* Extract to read *

....................

The war in Ukraine is threatening to wash across the Black Sea
And to roil grain and oil markets again
WHEN RUSSIA invaded Ukraine last year, the Black Sea seemed unlikely to become much of a battleground. The Ukrainian navy, after all, had only one warship, which it was forced to scuttle as Russian troops advanced on the shipyard where it was being repaired, in the city of Mykolaiv. Snake Island, a maritime outpost guarding the western approaches of Odessa, Ukraine’s biggest port, fell to Russian attackers on the first day of the war. Odessa itself braced for an amphibious assault that would have cut Ukraine off from the sea altogether.
The fact the landings never came was the first sign that Russia’s dominion over the sea was not as absolute as it seemed. A more ringing indication of that came in April of last year, when Ukraine managed to sink the flagship of Russia’s Black Sea fleet, the Moskva, using a newly developed anti-ship missile. Two months later intense Ukrainian bombardment drove the occupiers from Snake island. But it is only much more recently that Ukraine has begun to demonstrate a capacity to strike targets across the Black Sea.
In early August a Ukrainian naval drone—another new weapon—damaged a Russian landing-ship just off Novorossiysk, a big Russian port far to the east of the war zone. The following day another drone damaged a Russian oil tanker off Crimea, the peninsula that dominates the Black Sea, which Russia seized from Ukraine in 2014. On October 1st aerial drones struck a helicopter base in Sochi, some 600km away from the closest Ukrainian-held territory. Most dramatically of all, over the past month, Ukrainian missiles and drones have repeatedly hit targets across Crimea, culminating in the destruction of the headquarters of Russia’s Black Sea fleet in Sevastopol on September 22nd.
Russia also seems to be intensifying the war at sea. In July it withdrew from a pact overseen by the UN whereby it allowed Ukrainian grain exports to pass safely across the sea. It has threatened to sink any cargo ships calling at Ukrainian ports and has repeatedly bombed Ukrainian docks and grain silos in an effort to throttle Ukraine’s maritime trade. Since Russia and Ukraine both have the capacity to strike at shipping and since, as a diplomat puts it, the Black Sea is to grain what the Persian Gulf is to oil, an escalation in naval warfare could have a harrowing impact on global food markets. In fact, the Black Sea is also a big conduit for oil, and is central to the economies not only of Russia and Ukraine, but also Turkey and other littoral states. If it truly becomes a war zone, the world will feel the repercussions.

....................

* Collected material *
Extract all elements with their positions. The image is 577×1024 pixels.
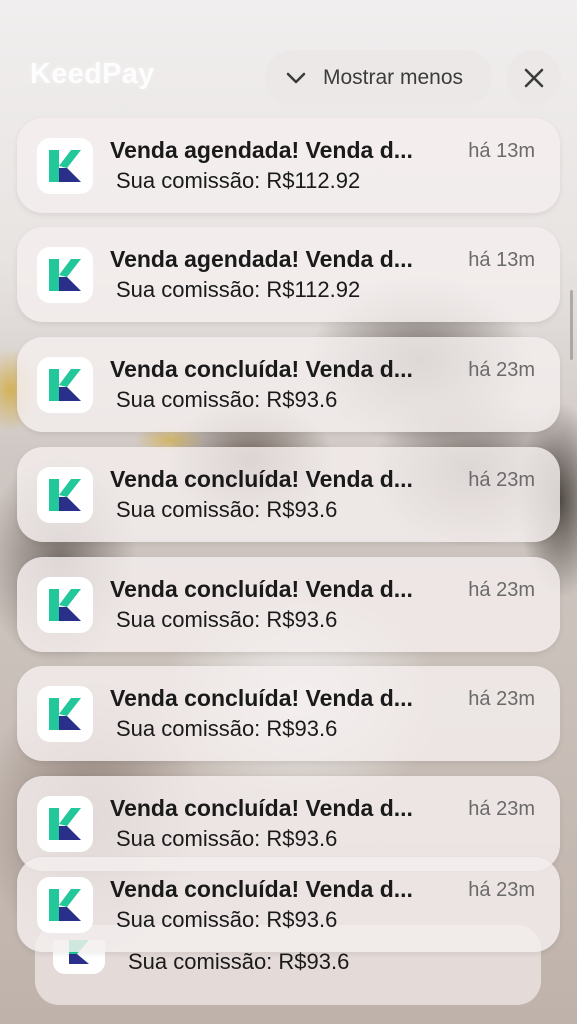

....................

* What the exercise asks *
Answer these from the article on the war in the Black Sea:
1. What was the name of the flagship of Russia's Black Sea fleet that Ukraine sank?
2. On what date was the headquarters of Russia's Black Sea fleet in Sevastopol destroyed?
3. In which month did Russia withdraw from the UN-overseen pact on Ukrainian grain exports?

* Full answer *
1. The Moskva
2. September 22nd
3. July